> [TASK TO COMPLETE]: Each line from the one containing "Extract all readable text from this page." through the end of the listing below must be copied exactly; pictures are excluded.

> [TASK MATERIAL]:
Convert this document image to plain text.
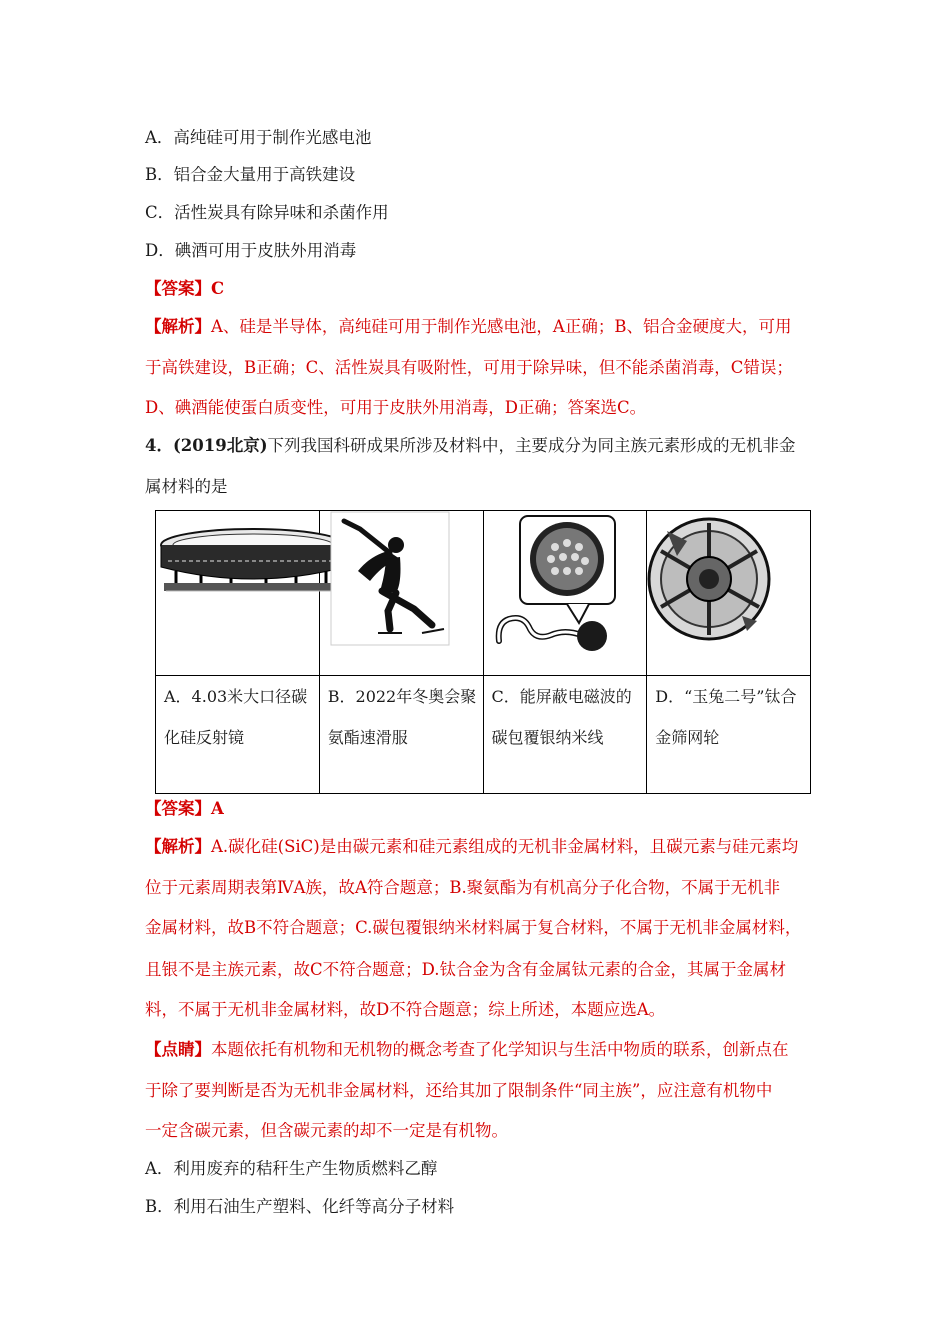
A．高纯硅可用于制作光感电池
B．铝合金大量用于高铁建设
C．活性炭具有除异味和杀菌作用
D．碘酒可用于皮肤外用消毒
【答案】C
【解析】A、硅是半导体，高纯硅可用于制作光感电池，A正确；B、铝合金硬度大，可用
于高铁建设，B正确；C、活性炭具有吸附性，可用于除异味，但不能杀菌消毒，C错误；
D、碘酒能使蛋白质变性，可用于皮肤外用消毒，D正确；答案选C。
4．(2019北京)下列我国科研成果所涉及材料中，主要成分为同主族元素形成的无机非金
属材料的是

A．4.03米大口径碳化硅反射镜	B．2022年冬奥会聚氨酯速滑服	C．能屏蔽电磁波的碳包覆银纳米线	D．“玉兔二号”钛合金筛网轮
【答案】A
【解析】A.碳化硅(SiC)是由碳元素和硅元素组成的无机非金属材料，且碳元素与硅元素均
位于元素周期表第ⅣA族，故A符合题意；B.聚氨酯为有机高分子化合物，不属于无机非
金属材料，故B不符合题意；C.碳包覆银纳米材料属于复合材料，不属于无机非金属材料，
且银不是主族元素，故C不符合题意；D.钛合金为含有金属钛元素的合金，其属于金属材
料，不属于无机非金属材料，故D不符合题意；综上所述，本题应选A。
【点睛】本题依托有机物和无机物的概念考查了化学知识与生活中物质的联系，创新点在
于除了要判断是否为无机非金属材料，还给其加了限制条件“同主族”，应注意有机物中
一定含碳元素，但含碳元素的却不一定是有机物。
A．利用废弃的秸秆生产生物质燃料乙醇
B．利用石油生产塑料、化纤等高分子材料
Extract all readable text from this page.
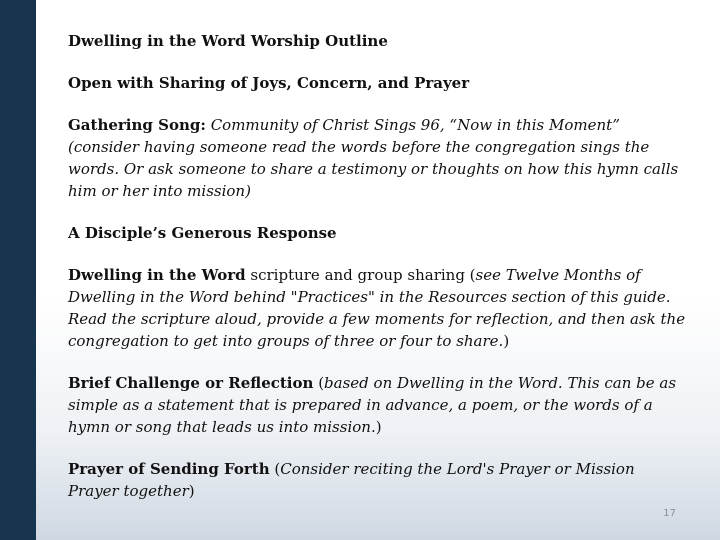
Dwelling in the Word Worship Outline
Open with Sharing of Joys, Concern, and Prayer
Gathering Song: Community of Christ Sings 96, “Now in this Moment” (consider having someone read the words before the congregation sings the words. Or ask someone to share a testimony or thoughts on how this hymn calls him or her into mission)
A Disciple’s Generous Response
Dwelling in the Word scripture and group sharing (see Twelve Months of Dwelling in the Word behind "Practices" in the Resources section of this guide. Read the scripture aloud, provide a few moments for reflection, and then ask the congregation to get into groups of three or four to share.)
Brief Challenge or Reflection (based on Dwelling in the Word. This can be as simple as a statement that is prepared in advance, a poem, or the words of a hymn or song that leads us into mission.)
Prayer of Sending Forth (Consider reciting the Lord's Prayer or Mission Prayer together)
17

> [EXERCISE RESPONSE]:
Extract all readable text from this page.
Dwelling in the Word Worship Outline
Open with Sharing of Joys, Concern, and Prayer
Gathering Song: Community of Christ Sings 96, “Now in this Moment” (consider having someone read the words before the congregation sings the words. Or ask someone to share a testimony or thoughts on how this hymn calls him or her into mission)
A Disciple’s Generous Response
Dwelling in the Word scripture and group sharing (see Twelve Months of Dwelling in the Word behind "Practices" in the Resources section of this guide. Read the scripture aloud, provide a few moments for reflection, and then ask the congregation to get into groups of three or four to share.)
Brief Challenge or Reflection (based on Dwelling in the Word. This can be as simple as a statement that is prepared in advance, a poem, or the words of a hymn or song that leads us into mission.)
Prayer of Sending Forth (Consider reciting the Lord's Prayer or Mission Prayer together)
17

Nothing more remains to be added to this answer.